* Begin *
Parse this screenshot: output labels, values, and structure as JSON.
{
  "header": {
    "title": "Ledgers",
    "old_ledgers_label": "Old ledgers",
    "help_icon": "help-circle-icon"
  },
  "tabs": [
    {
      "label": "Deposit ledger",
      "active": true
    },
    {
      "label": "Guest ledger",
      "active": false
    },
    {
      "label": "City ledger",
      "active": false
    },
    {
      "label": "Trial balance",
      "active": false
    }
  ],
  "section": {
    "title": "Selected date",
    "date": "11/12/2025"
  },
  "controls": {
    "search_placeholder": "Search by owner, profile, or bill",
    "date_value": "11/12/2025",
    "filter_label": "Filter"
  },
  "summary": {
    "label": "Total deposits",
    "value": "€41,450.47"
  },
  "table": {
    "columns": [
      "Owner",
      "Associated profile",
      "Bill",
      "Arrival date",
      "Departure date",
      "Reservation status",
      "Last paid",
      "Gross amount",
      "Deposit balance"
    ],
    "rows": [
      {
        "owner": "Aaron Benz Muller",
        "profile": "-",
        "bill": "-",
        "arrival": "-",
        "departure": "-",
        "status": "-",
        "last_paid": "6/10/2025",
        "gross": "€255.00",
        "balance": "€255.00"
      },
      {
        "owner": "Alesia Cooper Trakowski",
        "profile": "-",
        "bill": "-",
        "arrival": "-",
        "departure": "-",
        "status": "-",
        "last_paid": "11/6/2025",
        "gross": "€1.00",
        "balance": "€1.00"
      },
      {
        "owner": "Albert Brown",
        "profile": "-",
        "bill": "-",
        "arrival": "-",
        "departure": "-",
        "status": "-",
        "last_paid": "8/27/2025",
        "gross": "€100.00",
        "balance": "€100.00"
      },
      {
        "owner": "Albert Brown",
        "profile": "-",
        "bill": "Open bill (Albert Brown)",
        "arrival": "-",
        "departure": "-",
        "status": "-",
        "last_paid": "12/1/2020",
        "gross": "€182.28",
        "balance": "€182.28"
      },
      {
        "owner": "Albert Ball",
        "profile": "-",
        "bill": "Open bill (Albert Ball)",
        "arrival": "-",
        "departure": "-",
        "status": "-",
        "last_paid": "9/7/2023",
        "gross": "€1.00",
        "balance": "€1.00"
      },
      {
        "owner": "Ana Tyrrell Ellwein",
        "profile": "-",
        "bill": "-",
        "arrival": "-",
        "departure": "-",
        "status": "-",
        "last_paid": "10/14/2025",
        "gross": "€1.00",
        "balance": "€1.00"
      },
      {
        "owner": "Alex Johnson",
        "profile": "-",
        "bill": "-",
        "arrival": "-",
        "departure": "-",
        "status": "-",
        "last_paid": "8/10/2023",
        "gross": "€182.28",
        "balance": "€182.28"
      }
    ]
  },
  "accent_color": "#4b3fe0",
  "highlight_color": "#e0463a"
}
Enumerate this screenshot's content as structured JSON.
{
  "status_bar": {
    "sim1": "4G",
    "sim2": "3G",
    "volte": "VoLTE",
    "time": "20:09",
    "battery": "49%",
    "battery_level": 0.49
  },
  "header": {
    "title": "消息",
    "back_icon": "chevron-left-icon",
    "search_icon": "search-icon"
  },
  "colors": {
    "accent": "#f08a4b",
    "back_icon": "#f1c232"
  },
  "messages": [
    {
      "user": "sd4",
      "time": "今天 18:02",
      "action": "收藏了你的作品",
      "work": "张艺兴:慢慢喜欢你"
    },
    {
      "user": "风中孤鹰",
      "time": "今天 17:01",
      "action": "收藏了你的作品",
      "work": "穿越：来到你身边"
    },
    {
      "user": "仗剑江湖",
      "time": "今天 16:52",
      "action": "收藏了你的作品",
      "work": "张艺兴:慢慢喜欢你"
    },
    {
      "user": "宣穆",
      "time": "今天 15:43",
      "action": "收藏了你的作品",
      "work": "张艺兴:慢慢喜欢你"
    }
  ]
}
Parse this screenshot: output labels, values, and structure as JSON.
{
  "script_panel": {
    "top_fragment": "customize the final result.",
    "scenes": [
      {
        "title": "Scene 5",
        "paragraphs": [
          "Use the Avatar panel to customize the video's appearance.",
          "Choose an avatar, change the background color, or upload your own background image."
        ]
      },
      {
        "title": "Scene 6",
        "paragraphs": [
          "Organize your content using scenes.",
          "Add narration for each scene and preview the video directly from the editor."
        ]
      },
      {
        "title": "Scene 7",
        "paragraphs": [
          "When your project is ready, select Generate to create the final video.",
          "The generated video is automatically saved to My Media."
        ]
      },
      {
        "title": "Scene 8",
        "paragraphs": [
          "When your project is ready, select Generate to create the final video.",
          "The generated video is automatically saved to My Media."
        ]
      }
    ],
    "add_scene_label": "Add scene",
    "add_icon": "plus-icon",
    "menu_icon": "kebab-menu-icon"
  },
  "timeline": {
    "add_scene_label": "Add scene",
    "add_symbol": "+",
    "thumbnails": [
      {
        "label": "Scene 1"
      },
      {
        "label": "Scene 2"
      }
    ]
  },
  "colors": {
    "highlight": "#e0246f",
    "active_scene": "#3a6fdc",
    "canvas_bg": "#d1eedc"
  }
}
* End *
→ **Your task**:
Transcribe all entries exactly as they are given.

→ **Correct answer**:
Parse this screenshot: output labels, values, and structure as JSON.
{
  "header": {
    "title": "Ledgers",
    "old_ledgers_label": "Old ledgers",
    "help_icon": "help-circle-icon"
  },
  "tabs": [
    {
      "label": "Deposit ledger",
      "active": true
    },
    {
      "label": "Guest ledger",
      "active": false
    },
    {
      "label": "City ledger",
      "active": false
    },
    {
      "label": "Trial balance",
      "active": false
    }
  ],
  "section": {
    "title": "Selected date",
    "date": "11/12/2025"
  },
  "controls": {
    "search_placeholder": "Search by owner, profile, or bill",
    "date_value": "11/12/2025",
    "filter_label": "Filter"
  },
  "summary": {
    "label": "Total deposits",
    "value": "€41,450.47"
  },
  "table": {
    "columns": [
      "Owner",
      "Associated profile",
      "Bill",
      "Arrival date",
      "Departure date",
      "Reservation status",
      "Last paid",
      "Gross amount",
      "Deposit balance"
    ],
    "rows": [
      {
        "owner": "Aaron Benz Muller",
        "profile": "-",
        "bill": "-",
        "arrival": "-",
        "departure": "-",
        "status": "-",
        "last_paid": "6/10/2025",
        "gross": "€255.00",
        "balance": "€255.00"
      },
      {
        "owner": "Alesia Cooper Trakowski",
        "profile": "-",
        "bill": "-",
        "arrival": "-",
        "departure": "-",
        "status": "-",
        "last_paid": "11/6/2025",
        "gross": "€1.00",
        "balance": "€1.00"
      },
      {
        "owner": "Albert Brown",
        "profile": "-",
        "bill": "-",
        "arrival": "-",
        "departure": "-",
        "status": "-",
        "last_paid": "8/27/2025",
        "gross": "€100.00",
        "balance": "€100.00"
      },
      {
        "owner": "Albert Brown",
        "profile": "-",
        "bill": "Open bill (Albert Brown)",
        "arrival": "-",
        "departure": "-",
        "status": "-",
        "last_paid": "12/1/2020",
        "gross": "€182.28",
        "balance": "€182.28"
      },
      {
        "owner": "Albert Ball",
        "profile": "-",
        "bill": "Open bill (Albert Ball)",
        "arrival": "-",
        "departure": "-",
        "status": "-",
        "last_paid": "9/7/2023",
        "gross": "€1.00",
        "balance": "€1.00"
      },
      {
        "owner": "Ana Tyrrell Ellwein",
        "profile": "-",
        "bill": "-",
        "arrival": "-",
        "departure": "-",
        "status": "-",
        "last_paid": "10/14/2025",
        "gross": "€1.00",
        "balance": "€1.00"
      },
      {
        "owner": "Alex Johnson",
        "profile": "-",
        "bill": "-",
        "arrival": "-",
        "departure": "-",
        "status": "-",
        "last_paid": "8/10/2023",
        "gross": "€182.28",
        "balance": "€182.28"
      }
    ]
  },
  "accent_color": "#4b3fe0",
  "highlight_color": "#e0463a"
}
Enumerate this screenshot's content as structured JSON.
{
  "status_bar": {
    "sim1": "4G",
    "sim2": "3G",
    "volte": "VoLTE",
    "time": "20:09",
    "battery": "49%",
    "battery_level": 0.49
  },
  "header": {
    "title": "消息",
    "back_icon": "chevron-left-icon",
    "search_icon": "search-icon"
  },
  "colors": {
    "accent": "#f08a4b",
    "back_icon": "#f1c232"
  },
  "messages": [
    {
      "user": "sd4",
      "time": "今天 18:02",
      "action": "收藏了你的作品",
      "work": "张艺兴:慢慢喜欢你"
    },
    {
      "user": "风中孤鹰",
      "time": "今天 17:01",
      "action": "收藏了你的作品",
      "work": "穿越：来到你身边"
    },
    {
      "user": "仗剑江湖",
      "time": "今天 16:52",
      "action": "收藏了你的作品",
      "work": "张艺兴:慢慢喜欢你"
    },
    {
      "user": "宣穆",
      "time": "今天 15:43",
      "action": "收藏了你的作品",
      "work": "张艺兴:慢慢喜欢你"
    }
  ]
}
Parse this screenshot: output labels, values, and structure as JSON.
{
  "script_panel": {
    "top_fragment": "customize the final result.",
    "scenes": [
      {
        "title": "Scene 5",
        "paragraphs": [
          "Use the Avatar panel to customize the video's appearance.",
          "Choose an avatar, change the background color, or upload your own background image."
        ]
      },
      {
        "title": "Scene 6",
        "paragraphs": [
          "Organize your content using scenes.",
          "Add narration for each scene and preview the video directly from the editor."
        ]
      },
      {
        "title": "Scene 7",
        "paragraphs": [
          "When your project is ready, select Generate to create the final video.",
          "The generated video is automatically saved to My Media."
        ]
      },
      {
        "title": "Scene 8",
        "paragraphs": [
          "When your project is ready, select Generate to create the final video.",
          "The generated video is automatically saved to My Media."
        ]
      }
    ],
    "add_scene_label": "Add scene",
    "add_icon": "plus-icon",
    "menu_icon": "kebab-menu-icon"
  },
  "timeline": {
    "add_scene_label": "Add scene",
    "add_symbol": "+",
    "thumbnails": [
      {
        "label": "Scene 1"
      },
      {
        "label": "Scene 2"
      }
    ]
  },
  "colors": {
    "highlight": "#e0246f",
    "active_scene": "#3a6fdc",
    "canvas_bg": "#d1eedc"
  }
}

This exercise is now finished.